The exercise: For the rows from the start through the line containing "data-point [468,340,471,343]", swap "y-tick-label" for "y-axis-tick" and reproduce those lines with nothing else altered.

Layout records
----

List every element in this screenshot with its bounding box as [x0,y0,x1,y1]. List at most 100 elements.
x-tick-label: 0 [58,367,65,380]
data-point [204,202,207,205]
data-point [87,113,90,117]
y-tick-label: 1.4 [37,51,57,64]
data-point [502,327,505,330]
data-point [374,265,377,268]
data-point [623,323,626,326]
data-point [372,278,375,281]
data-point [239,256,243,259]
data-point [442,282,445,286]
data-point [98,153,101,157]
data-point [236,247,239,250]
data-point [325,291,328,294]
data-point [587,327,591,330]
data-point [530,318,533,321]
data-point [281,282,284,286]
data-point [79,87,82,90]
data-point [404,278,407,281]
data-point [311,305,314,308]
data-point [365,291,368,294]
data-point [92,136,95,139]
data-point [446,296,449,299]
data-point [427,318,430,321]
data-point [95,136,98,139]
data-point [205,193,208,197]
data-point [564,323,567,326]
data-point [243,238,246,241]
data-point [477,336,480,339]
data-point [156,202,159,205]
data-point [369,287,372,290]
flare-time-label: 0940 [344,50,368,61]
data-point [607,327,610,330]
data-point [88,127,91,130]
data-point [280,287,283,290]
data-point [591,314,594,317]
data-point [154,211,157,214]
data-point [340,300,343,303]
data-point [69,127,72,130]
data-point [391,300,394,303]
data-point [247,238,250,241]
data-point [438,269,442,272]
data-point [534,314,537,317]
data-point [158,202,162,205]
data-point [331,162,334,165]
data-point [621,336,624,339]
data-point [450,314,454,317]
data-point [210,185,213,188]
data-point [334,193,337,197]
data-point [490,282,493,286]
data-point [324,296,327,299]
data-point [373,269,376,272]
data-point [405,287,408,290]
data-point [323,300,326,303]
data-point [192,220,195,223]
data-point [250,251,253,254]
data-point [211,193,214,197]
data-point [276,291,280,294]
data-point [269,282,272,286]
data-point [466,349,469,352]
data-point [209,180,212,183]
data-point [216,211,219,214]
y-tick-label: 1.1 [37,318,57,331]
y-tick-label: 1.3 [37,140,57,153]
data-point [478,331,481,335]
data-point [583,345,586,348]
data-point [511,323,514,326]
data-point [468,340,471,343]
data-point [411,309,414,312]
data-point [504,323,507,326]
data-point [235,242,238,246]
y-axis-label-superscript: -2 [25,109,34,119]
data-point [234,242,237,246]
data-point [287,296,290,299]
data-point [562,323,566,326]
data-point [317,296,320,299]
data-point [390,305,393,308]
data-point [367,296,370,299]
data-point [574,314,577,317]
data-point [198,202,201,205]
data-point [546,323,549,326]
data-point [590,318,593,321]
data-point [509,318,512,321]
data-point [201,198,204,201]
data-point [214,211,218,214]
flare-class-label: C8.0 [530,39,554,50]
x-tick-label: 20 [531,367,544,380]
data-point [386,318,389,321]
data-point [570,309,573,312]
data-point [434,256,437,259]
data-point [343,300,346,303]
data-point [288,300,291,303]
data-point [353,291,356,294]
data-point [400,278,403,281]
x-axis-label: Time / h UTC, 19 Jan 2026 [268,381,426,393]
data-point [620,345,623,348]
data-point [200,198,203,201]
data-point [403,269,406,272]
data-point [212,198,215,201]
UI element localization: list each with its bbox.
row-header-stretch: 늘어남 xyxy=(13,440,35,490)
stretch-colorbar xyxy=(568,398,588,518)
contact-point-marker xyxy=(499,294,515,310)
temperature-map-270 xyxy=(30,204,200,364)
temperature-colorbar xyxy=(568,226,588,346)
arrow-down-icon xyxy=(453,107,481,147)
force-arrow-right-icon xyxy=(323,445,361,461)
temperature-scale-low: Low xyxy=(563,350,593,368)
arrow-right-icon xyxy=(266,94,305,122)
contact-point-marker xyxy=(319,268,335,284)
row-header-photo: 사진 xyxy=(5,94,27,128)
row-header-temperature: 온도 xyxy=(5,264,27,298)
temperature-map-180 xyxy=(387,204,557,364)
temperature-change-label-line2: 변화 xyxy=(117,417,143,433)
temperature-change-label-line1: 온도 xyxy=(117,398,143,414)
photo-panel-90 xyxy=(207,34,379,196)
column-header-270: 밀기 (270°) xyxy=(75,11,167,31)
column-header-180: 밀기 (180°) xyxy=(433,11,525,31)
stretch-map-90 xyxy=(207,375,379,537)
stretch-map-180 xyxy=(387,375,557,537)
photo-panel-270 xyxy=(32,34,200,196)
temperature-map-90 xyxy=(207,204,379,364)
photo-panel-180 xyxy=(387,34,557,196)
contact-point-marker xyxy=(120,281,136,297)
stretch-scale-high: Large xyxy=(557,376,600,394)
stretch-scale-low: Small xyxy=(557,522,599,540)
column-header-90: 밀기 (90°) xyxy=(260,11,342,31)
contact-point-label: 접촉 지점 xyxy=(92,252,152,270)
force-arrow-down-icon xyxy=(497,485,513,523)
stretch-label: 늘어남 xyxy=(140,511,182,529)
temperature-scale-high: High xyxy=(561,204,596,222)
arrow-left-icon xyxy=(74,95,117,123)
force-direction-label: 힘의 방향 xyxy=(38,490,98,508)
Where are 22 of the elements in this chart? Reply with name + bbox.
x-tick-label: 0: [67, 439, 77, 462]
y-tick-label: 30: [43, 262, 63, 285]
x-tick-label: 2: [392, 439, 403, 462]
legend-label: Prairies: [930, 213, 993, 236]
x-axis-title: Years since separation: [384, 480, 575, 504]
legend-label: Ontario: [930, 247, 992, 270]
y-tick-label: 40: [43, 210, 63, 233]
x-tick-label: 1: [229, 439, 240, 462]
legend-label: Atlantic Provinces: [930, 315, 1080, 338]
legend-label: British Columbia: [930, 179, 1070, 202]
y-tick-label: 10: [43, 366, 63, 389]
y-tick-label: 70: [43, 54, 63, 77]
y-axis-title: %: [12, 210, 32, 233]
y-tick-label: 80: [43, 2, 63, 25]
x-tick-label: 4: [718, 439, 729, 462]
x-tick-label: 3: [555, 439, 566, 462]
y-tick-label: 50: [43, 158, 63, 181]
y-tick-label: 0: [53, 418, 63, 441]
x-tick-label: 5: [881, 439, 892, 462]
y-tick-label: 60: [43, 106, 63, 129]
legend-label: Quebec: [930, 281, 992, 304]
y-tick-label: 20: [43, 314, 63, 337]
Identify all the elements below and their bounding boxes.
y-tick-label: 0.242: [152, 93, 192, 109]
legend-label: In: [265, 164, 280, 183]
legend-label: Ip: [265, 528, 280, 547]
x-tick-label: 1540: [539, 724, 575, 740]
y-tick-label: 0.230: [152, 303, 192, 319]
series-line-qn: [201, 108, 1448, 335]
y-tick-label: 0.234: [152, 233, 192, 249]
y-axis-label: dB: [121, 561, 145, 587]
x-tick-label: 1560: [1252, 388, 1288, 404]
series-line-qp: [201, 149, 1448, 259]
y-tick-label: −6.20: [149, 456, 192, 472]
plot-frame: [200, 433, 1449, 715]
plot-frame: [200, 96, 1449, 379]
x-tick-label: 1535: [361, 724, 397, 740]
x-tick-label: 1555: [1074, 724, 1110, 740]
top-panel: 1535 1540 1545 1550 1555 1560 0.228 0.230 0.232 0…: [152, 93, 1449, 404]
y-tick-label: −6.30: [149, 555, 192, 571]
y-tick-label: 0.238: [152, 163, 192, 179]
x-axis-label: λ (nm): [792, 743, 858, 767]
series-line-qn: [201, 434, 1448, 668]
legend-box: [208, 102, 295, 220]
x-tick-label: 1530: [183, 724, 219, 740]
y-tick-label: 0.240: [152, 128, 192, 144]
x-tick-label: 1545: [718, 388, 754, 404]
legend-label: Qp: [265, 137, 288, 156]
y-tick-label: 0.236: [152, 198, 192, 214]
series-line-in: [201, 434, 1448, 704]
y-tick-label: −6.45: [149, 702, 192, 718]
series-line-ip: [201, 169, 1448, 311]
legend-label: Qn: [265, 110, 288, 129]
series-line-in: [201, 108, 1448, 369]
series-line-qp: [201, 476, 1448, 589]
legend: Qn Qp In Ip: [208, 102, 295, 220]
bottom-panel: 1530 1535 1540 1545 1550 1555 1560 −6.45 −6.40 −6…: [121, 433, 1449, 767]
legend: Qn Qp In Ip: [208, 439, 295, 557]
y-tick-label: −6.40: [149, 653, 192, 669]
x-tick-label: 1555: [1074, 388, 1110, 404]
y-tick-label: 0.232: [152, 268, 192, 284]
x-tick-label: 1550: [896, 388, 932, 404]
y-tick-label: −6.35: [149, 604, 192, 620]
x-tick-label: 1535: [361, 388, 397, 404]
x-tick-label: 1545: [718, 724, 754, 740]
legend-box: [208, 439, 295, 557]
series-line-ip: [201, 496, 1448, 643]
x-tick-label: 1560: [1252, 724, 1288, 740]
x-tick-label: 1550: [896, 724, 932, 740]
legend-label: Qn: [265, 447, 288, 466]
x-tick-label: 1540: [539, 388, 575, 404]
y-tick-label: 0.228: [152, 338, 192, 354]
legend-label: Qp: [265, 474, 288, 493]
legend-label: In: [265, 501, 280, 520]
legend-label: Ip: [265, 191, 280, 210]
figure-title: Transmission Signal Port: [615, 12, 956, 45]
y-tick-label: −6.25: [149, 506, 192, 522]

----

Exercise output:
List every element in this screenshot with its bounding box as [x0,y0,x1,y1]. List at most 100 elements.
x-tick-label: 0 [58,367,65,380]
data-point [204,202,207,205]
data-point [87,113,90,117]
y-axis-tick: 1.4 [37,51,57,64]
data-point [502,327,505,330]
data-point [374,265,377,268]
data-point [623,323,626,326]
data-point [372,278,375,281]
data-point [239,256,243,259]
data-point [442,282,445,286]
data-point [98,153,101,157]
data-point [236,247,239,250]
data-point [325,291,328,294]
data-point [587,327,591,330]
data-point [530,318,533,321]
data-point [281,282,284,286]
data-point [79,87,82,90]
data-point [404,278,407,281]
data-point [311,305,314,308]
data-point [365,291,368,294]
data-point [92,136,95,139]
data-point [446,296,449,299]
data-point [427,318,430,321]
data-point [95,136,98,139]
data-point [205,193,208,197]
data-point [564,323,567,326]
data-point [243,238,246,241]
data-point [477,336,480,339]
data-point [156,202,159,205]
data-point [369,287,372,290]
flare-time-label: 0940 [344,50,368,61]
data-point [607,327,610,330]
data-point [88,127,91,130]
data-point [280,287,283,290]
data-point [591,314,594,317]
data-point [154,211,157,214]
data-point [340,300,343,303]
data-point [69,127,72,130]
data-point [391,300,394,303]
data-point [247,238,250,241]
data-point [438,269,442,272]
data-point [534,314,537,317]
data-point [158,202,162,205]
data-point [331,162,334,165]
data-point [621,336,624,339]
data-point [450,314,454,317]
data-point [210,185,213,188]
data-point [334,193,337,197]
data-point [490,282,493,286]
data-point [324,296,327,299]
data-point [373,269,376,272]
data-point [405,287,408,290]
data-point [323,300,326,303]
data-point [192,220,195,223]
data-point [250,251,253,254]
data-point [211,193,214,197]
data-point [276,291,280,294]
data-point [269,282,272,286]
data-point [466,349,469,352]
data-point [209,180,212,183]
data-point [216,211,219,214]
y-axis-tick: 1.1 [37,318,57,331]
y-axis-tick: 1.3 [37,140,57,153]
data-point [478,331,481,335]
data-point [583,345,586,348]
data-point [511,323,514,326]
data-point [468,340,471,343]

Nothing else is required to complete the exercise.